**Work instructions**
Gather the lines that hold the string "meta".

**Material shown**

++++++++++

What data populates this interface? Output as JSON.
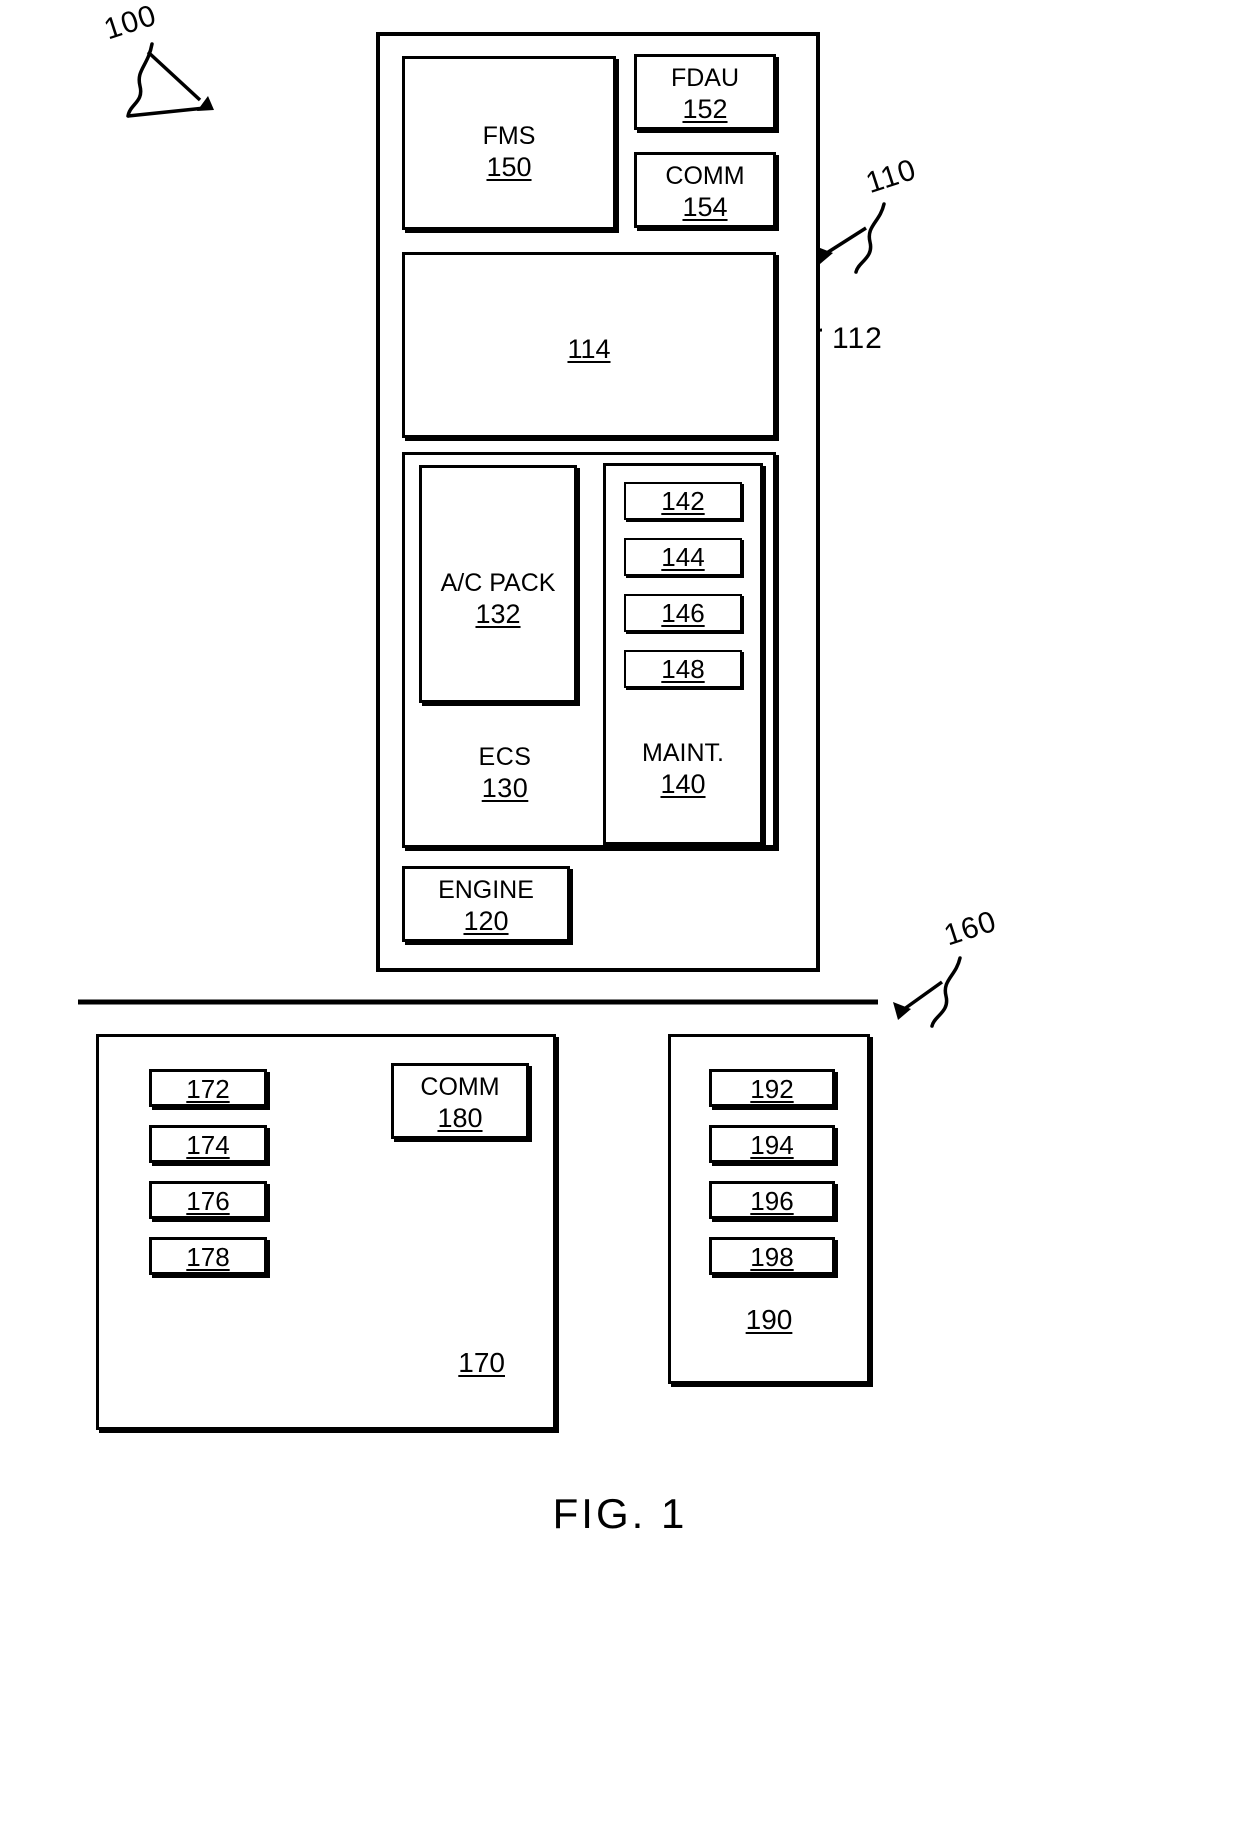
{
  "figure": {
    "caption": "FIG. 1",
    "system_ref": "100"
  },
  "aircraft_domain": {
    "ref": "110",
    "inner_ref": "112",
    "network_box": {
      "ref": "114"
    },
    "fms": {
      "label": "FMS",
      "ref": "150"
    },
    "fdau": {
      "label": "FDAU",
      "ref": "152"
    },
    "comm": {
      "label": "COMM",
      "ref": "154"
    },
    "ecs": {
      "label": "ECS",
      "ref": "130",
      "ac_pack": {
        "label": "A/C PACK",
        "ref": "132"
      }
    },
    "maint": {
      "label": "MAINT.",
      "ref": "140",
      "items": [
        {
          "ref": "142"
        },
        {
          "ref": "144"
        },
        {
          "ref": "146"
        },
        {
          "ref": "148"
        }
      ]
    },
    "engine": {
      "label": "ENGINE",
      "ref": "120"
    }
  },
  "ground_domain": {
    "ref": "160",
    "ground_system": {
      "ref": "170",
      "items": [
        {
          "ref": "172"
        },
        {
          "ref": "174"
        },
        {
          "ref": "176"
        },
        {
          "ref": "178"
        }
      ],
      "comm": {
        "label": "COMM",
        "ref": "180"
      }
    },
    "remote_system": {
      "ref": "190",
      "items": [
        {
          "ref": "192"
        },
        {
          "ref": "194"
        },
        {
          "ref": "196"
        },
        {
          "ref": "198"
        }
      ]
    }
  }
}
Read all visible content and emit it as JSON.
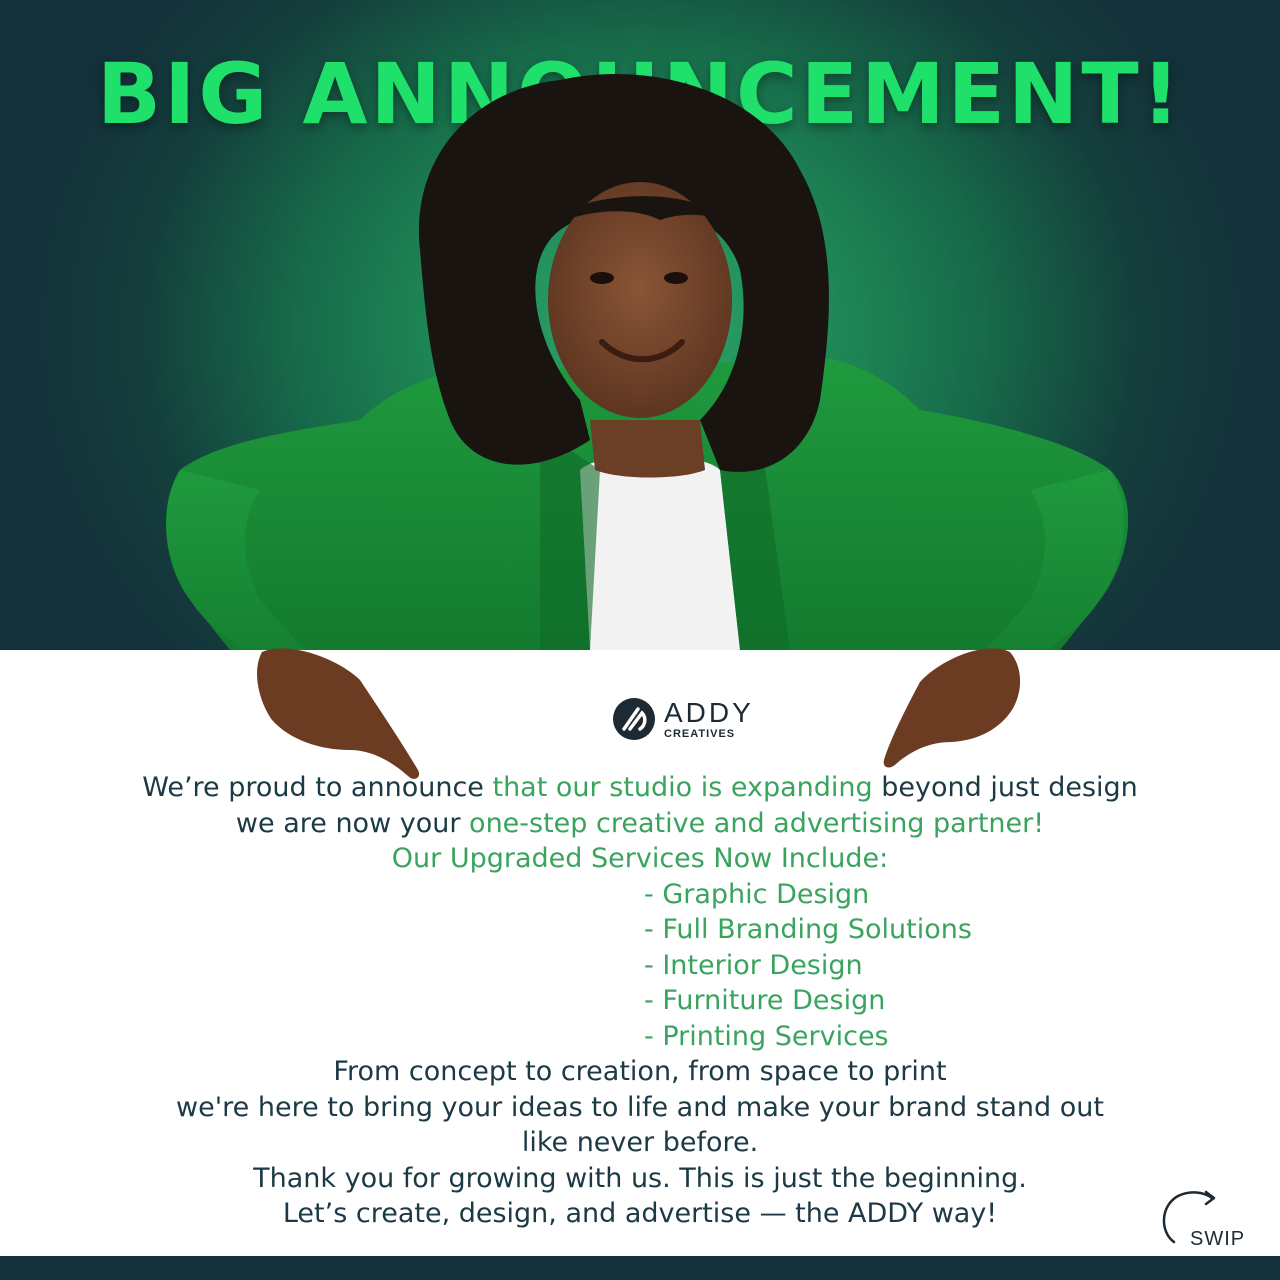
{
  "headline": "BIG ANNOUNCEMENT!",
  "brand": {
    "name": "ADDY",
    "tagline": "CREATIVES"
  },
  "intro": {
    "line1_a": "We’re proud to announce ",
    "line1_b": "that our studio is expanding ",
    "line1_c": "beyond just design",
    "line2_a": "we are now your ",
    "line2_b": "one-step creative and advertising partner!",
    "line3": "Our Upgraded Services Now Include:"
  },
  "services": [
    "- Graphic Design",
    "- Full Branding Solutions",
    "- Interior Design",
    "- Furniture Design",
    "- Printing Services"
  ],
  "closing": [
    "From concept to creation, from space to print",
    "we're here to bring your ideas to life and make your brand stand out",
    "like never before.",
    "Thank you for growing with us. This is just the beginning.",
    "Let’s create, design, and advertise — the ADDY way!"
  ],
  "swipe_label": "SWIP",
  "colors": {
    "headline": "#1fe06a",
    "accent_text": "#3aa45e",
    "body_text": "#1c3a45",
    "hero_dark": "#13313a",
    "hero_light": "#2fa56a"
  }
}
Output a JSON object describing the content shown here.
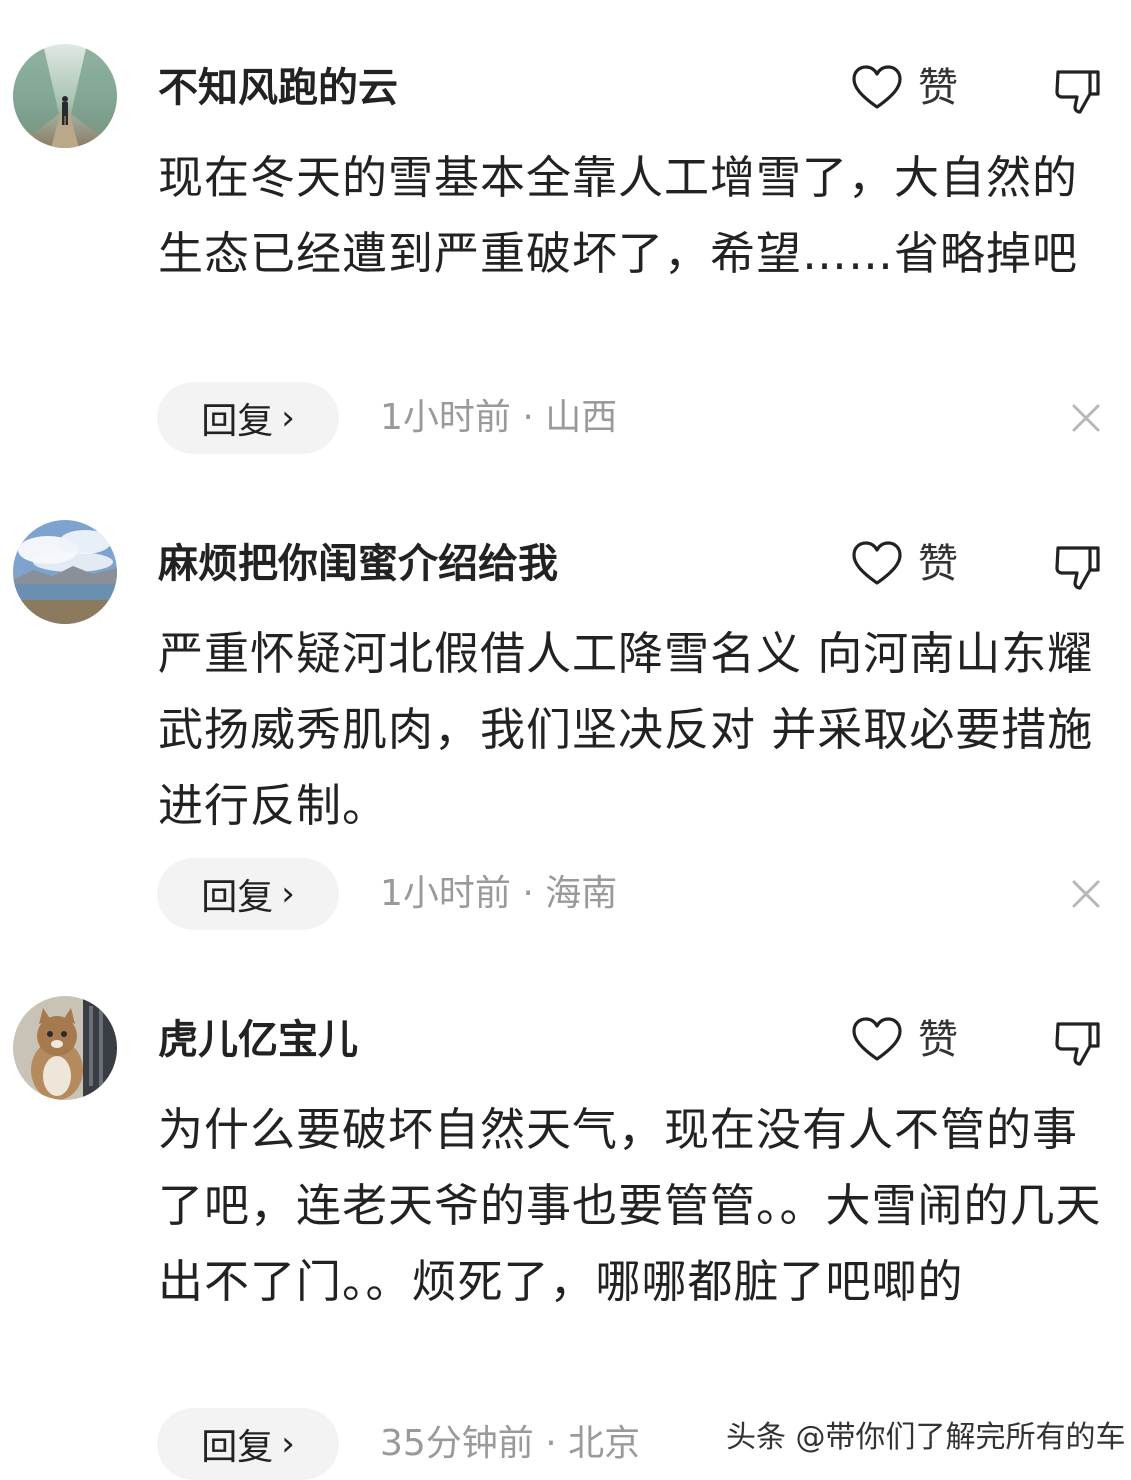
{
  "comments": [
    {
      "username": "不知风跑的云",
      "like_label": "赞",
      "content": "现在冬天的雪基本全靠人工增雪了，大自然的生态已经遭到严重破坏了，希望……省略掉吧",
      "reply_label": "回复",
      "meta": "1小时前 · 山西",
      "avatar_icon": "avatar-person-walking",
      "like_icon": "heart-icon",
      "dislike_icon": "thumbs-down-icon",
      "close_icon": "close-icon"
    },
    {
      "username": "麻烦把你闺蜜介绍给我",
      "like_label": "赞",
      "content": "严重怀疑河北假借人工降雪名义 向河南山东耀武扬威秀肌肉，我们坚决反对 并采取必要措施进行反制。",
      "reply_label": "回复",
      "meta": "1小时前 · 海南",
      "avatar_icon": "avatar-landscape",
      "like_icon": "heart-icon",
      "dislike_icon": "thumbs-down-icon",
      "close_icon": "close-icon"
    },
    {
      "username": "虎儿亿宝儿",
      "like_label": "赞",
      "content": "为什么要破坏自然天气，现在没有人不管的事了吧，连老天爷的事也要管管。。大雪闹的几天出不了门。。烦死了，哪哪都脏了吧唧的",
      "reply_label": "回复",
      "meta": "35分钟前 · 北京",
      "avatar_icon": "avatar-cat",
      "like_icon": "heart-icon",
      "dislike_icon": "thumbs-down-icon"
    }
  ],
  "watermark": "头条 @带你们了解完所有的车",
  "colors": {
    "text": "#222222",
    "meta": "#9a9a9a",
    "reply_bg": "#f3f3f3"
  }
}
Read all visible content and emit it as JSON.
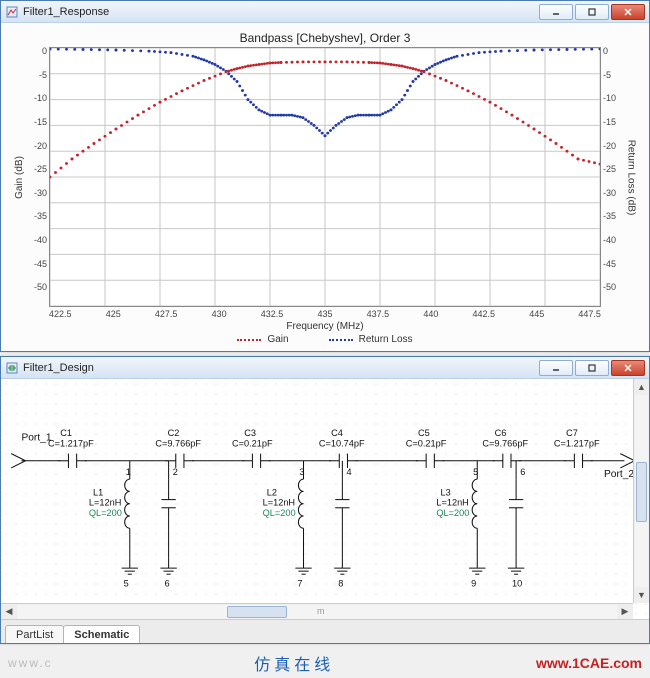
{
  "response_window": {
    "title": "Filter1_Response"
  },
  "design_window": {
    "title": "Filter1_Design"
  },
  "chart": {
    "title": "Bandpass [Chebyshev], Order 3",
    "xlabel": "Frequency (MHz)",
    "ylabel_left": "Gain (dB)",
    "ylabel_right": "Return Loss (dB)",
    "legend": {
      "gain": "Gain",
      "rl": "Return Loss"
    }
  },
  "chart_data": {
    "type": "line",
    "xlabel": "Frequency (MHz)",
    "ylabel_left": "Gain (dB)",
    "ylabel_right": "Return Loss (dB)",
    "xlim": [
      422.5,
      447.5
    ],
    "ylim": [
      -50,
      0
    ],
    "xticks": [
      "422.5",
      "425",
      "427.5",
      "430",
      "432.5",
      "435",
      "437.5",
      "440",
      "442.5",
      "445",
      "447.5"
    ],
    "yticks": [
      "0",
      "-5",
      "-10",
      "-15",
      "-20",
      "-25",
      "-30",
      "-35",
      "-40",
      "-45",
      "-50"
    ],
    "series": [
      {
        "name": "Gain",
        "color": "#c3242c",
        "x": [
          422.5,
          423.5,
          424.5,
          425.5,
          426.5,
          427.5,
          428.5,
          429.5,
          430.5,
          431,
          431.5,
          432,
          432.5,
          433,
          434,
          435,
          436,
          437,
          437.5,
          438,
          438.5,
          439,
          439.5,
          440.5,
          441.5,
          442.5,
          443.5,
          444.5,
          445.5,
          446.5,
          447.5
        ],
        "y": [
          -25,
          -21.5,
          -18.5,
          -15.7,
          -13,
          -10.5,
          -8.3,
          -6.3,
          -4.6,
          -4,
          -3.5,
          -3.2,
          -2.9,
          -2.8,
          -2.7,
          -2.7,
          -2.7,
          -2.8,
          -2.9,
          -3.2,
          -3.5,
          -4,
          -4.6,
          -6.3,
          -8.3,
          -10.5,
          -13,
          -15.7,
          -18.5,
          -21.5,
          -22.5
        ]
      },
      {
        "name": "Return Loss",
        "color": "#223aa6",
        "x": [
          422.5,
          424,
          425.5,
          427,
          428,
          429,
          429.5,
          430,
          430.5,
          431,
          431.5,
          432,
          432.5,
          433,
          433.5,
          434,
          434.5,
          435,
          435.5,
          436,
          436.5,
          437,
          437.5,
          438,
          438.5,
          439,
          439.5,
          440,
          440.5,
          441,
          442,
          443,
          444.5,
          446,
          447.5
        ],
        "y": [
          -0.2,
          -0.3,
          -0.4,
          -0.6,
          -0.9,
          -1.6,
          -2.3,
          -3.2,
          -4.5,
          -6.5,
          -10,
          -12,
          -13,
          -13,
          -13,
          -13.5,
          -15,
          -17,
          -15,
          -13.5,
          -13,
          -13,
          -13,
          -12,
          -10,
          -6.5,
          -4.5,
          -3.2,
          -2.3,
          -1.6,
          -0.9,
          -0.6,
          -0.4,
          -0.3,
          -0.2
        ]
      }
    ]
  },
  "schematic": {
    "ports": {
      "p1": "Port_1",
      "p2": "Port_2"
    },
    "components": {
      "c1": {
        "name": "C1",
        "value": "C=1.217pF"
      },
      "c2": {
        "name": "C2",
        "value": "C=9.766pF"
      },
      "c3": {
        "name": "C3",
        "value": "C=0.21pF"
      },
      "c4": {
        "name": "C4",
        "value": "C=10.74pF"
      },
      "c5": {
        "name": "C5",
        "value": "C=0.21pF"
      },
      "c6": {
        "name": "C6",
        "value": "C=9.766pF"
      },
      "c7": {
        "name": "C7",
        "value": "C=1.217pF"
      },
      "l1": {
        "name": "L1",
        "value": "L=12nH",
        "ql": "QL=200"
      },
      "l2": {
        "name": "L2",
        "value": "L=12nH",
        "ql": "QL=200"
      },
      "l3": {
        "name": "L3",
        "value": "L=12nH",
        "ql": "QL=200"
      }
    },
    "nodes": [
      "1",
      "2",
      "3",
      "4",
      "5",
      "6",
      "7",
      "8",
      "9",
      "10"
    ]
  },
  "tabs": {
    "partlist": "PartList",
    "schematic": "Schematic"
  },
  "footer": {
    "left": "www.c",
    "center": "仿真在线",
    "right": "www.1CAE.com"
  },
  "scroll_marker": "m"
}
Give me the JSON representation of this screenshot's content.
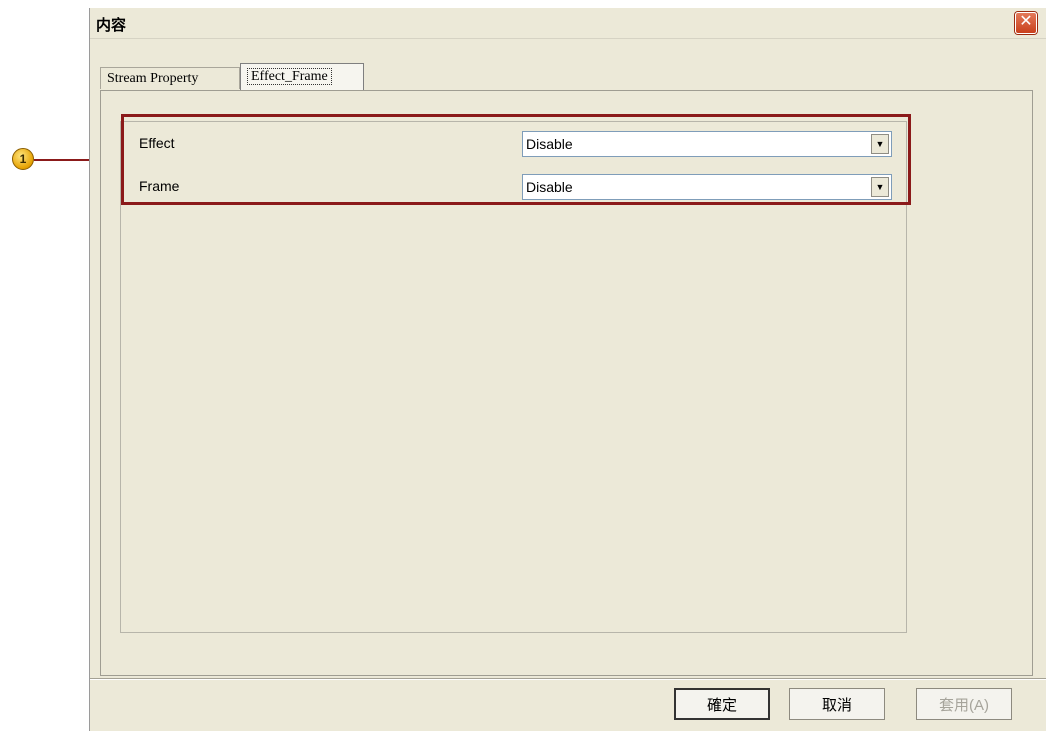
{
  "callout": {
    "number": "1"
  },
  "window": {
    "title": "内容",
    "close_label": "✕"
  },
  "tabs": [
    {
      "label": "Stream Property"
    },
    {
      "label": "Effect_Frame"
    }
  ],
  "settings": {
    "effect": {
      "label": "Effect",
      "value": "Disable"
    },
    "frame": {
      "label": "Frame",
      "value": "Disable"
    }
  },
  "icons": {
    "dropdown": "chevron-down-icon",
    "close": "close-icon"
  },
  "buttons": {
    "ok": "確定",
    "cancel": "取消",
    "apply": "套用(A)"
  },
  "colors": {
    "highlight": "#8b1a1a",
    "callout": "#e6a100",
    "dialog_bg": "#ece9d8"
  }
}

++++++++++

**Exercise result**
      "meta": "1小时前 · 山西",
      "meta": "1小时前 · 海南",
      "meta": "35分钟前 · 北京",
    "meta": "#9a9a9a",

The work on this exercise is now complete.